- Records contained in a dataset:
------------------------------------------------------------------------

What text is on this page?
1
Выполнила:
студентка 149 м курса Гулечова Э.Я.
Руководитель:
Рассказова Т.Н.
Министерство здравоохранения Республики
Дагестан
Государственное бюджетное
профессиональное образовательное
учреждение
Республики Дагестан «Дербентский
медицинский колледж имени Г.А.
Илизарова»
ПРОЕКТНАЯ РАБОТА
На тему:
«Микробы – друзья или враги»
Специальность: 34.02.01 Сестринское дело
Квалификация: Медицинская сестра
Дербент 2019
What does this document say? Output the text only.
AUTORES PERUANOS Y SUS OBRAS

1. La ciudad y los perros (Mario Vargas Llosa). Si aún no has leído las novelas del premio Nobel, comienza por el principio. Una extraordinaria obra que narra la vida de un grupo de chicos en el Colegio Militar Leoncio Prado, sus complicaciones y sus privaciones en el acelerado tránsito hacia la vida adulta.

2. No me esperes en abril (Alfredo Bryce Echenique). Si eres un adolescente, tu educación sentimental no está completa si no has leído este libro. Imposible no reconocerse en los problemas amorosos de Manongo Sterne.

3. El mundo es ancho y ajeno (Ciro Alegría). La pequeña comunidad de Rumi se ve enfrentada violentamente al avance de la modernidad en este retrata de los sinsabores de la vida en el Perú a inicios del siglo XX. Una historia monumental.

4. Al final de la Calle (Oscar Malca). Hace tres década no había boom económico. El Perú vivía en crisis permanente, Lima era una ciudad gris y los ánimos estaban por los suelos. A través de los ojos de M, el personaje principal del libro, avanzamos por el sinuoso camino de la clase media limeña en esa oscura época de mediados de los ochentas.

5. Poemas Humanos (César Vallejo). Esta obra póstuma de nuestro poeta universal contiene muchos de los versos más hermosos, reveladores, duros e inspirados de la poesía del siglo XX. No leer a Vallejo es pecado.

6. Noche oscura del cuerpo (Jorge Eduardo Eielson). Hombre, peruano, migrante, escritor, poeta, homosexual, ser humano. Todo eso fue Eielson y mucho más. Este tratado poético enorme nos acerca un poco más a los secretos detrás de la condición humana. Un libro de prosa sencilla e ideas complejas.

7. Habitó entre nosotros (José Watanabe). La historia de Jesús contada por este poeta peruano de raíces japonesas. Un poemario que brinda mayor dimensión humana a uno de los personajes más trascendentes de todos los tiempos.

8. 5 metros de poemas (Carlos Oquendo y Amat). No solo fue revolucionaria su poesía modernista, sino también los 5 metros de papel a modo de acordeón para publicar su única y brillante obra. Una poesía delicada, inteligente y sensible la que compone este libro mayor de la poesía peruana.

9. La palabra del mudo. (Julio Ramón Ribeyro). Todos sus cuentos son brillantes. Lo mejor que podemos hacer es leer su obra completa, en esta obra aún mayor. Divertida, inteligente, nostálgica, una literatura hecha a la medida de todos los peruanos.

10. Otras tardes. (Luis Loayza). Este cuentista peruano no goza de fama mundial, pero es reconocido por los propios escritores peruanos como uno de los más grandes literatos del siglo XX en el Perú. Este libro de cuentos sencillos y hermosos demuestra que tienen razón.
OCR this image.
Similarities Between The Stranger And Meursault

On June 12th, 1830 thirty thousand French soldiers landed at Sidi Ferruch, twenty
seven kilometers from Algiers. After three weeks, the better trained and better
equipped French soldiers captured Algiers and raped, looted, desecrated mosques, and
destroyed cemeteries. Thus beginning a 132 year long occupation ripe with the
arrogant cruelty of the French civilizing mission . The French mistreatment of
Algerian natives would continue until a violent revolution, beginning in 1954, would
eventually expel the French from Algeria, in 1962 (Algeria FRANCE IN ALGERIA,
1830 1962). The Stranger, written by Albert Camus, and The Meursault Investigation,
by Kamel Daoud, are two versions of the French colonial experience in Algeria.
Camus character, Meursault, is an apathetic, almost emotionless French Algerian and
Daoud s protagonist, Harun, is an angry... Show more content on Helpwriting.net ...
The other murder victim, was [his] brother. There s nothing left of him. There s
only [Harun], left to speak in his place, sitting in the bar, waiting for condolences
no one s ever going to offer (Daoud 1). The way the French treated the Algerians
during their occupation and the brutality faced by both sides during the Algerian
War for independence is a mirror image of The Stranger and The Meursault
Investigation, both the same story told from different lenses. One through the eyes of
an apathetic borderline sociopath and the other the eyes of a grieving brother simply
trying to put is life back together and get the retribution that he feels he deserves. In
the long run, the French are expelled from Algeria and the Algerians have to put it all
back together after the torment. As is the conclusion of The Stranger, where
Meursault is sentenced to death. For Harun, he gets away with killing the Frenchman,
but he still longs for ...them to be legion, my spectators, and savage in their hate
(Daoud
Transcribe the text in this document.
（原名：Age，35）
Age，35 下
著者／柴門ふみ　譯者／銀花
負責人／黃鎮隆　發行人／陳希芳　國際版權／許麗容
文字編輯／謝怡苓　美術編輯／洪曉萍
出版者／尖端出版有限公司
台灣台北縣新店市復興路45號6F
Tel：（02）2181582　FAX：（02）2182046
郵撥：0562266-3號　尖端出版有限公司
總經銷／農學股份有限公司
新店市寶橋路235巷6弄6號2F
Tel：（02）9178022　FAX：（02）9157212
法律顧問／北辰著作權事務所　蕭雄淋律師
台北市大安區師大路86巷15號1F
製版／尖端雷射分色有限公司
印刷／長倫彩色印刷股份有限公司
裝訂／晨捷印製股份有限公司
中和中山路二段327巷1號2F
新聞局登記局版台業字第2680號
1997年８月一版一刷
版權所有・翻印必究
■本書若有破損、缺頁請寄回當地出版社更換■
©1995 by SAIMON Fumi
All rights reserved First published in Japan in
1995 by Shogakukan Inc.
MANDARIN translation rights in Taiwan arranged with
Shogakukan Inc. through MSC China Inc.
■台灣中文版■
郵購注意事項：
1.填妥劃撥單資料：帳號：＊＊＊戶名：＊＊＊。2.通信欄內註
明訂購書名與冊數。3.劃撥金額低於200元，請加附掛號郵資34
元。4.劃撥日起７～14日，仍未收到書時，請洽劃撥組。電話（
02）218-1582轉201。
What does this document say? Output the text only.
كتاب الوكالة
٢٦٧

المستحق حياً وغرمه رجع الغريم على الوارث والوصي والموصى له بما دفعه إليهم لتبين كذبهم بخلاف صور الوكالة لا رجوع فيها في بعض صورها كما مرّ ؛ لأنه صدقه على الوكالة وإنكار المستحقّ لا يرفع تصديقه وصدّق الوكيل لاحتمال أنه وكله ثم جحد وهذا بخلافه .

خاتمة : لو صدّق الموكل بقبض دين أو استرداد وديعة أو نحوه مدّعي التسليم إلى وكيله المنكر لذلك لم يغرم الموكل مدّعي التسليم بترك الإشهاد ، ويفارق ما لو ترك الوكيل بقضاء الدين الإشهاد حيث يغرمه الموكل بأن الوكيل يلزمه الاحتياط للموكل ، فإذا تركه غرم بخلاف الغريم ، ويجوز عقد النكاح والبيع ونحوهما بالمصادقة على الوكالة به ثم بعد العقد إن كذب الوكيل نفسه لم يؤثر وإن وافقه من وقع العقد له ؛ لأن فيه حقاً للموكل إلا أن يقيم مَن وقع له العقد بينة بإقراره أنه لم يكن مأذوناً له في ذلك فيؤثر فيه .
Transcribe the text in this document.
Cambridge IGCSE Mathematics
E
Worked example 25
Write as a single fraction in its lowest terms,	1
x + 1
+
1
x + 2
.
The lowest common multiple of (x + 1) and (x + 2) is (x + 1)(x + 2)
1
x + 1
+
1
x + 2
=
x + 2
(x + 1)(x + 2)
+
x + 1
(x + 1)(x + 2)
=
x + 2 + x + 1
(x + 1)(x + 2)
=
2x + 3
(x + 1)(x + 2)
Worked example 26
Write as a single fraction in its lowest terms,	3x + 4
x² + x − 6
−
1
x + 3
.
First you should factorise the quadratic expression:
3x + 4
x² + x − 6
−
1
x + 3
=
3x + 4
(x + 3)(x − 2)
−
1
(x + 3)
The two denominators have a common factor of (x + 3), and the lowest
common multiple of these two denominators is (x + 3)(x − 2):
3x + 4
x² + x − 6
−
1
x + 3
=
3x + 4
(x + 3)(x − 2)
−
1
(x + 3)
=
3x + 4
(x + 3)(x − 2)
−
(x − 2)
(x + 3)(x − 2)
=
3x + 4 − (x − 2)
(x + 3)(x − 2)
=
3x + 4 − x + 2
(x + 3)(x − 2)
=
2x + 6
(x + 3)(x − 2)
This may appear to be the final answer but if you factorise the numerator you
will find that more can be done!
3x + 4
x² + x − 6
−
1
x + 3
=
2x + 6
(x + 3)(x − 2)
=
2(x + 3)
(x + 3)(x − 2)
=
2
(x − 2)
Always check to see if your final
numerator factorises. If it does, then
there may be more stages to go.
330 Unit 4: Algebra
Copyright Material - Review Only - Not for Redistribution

------------------------------------------------------------------------

- Task description: Copy in full each line that holds the word "Республики".

- Problem solution:
Министерство здравоохранения Республики
Республики Дагестан «Дербентский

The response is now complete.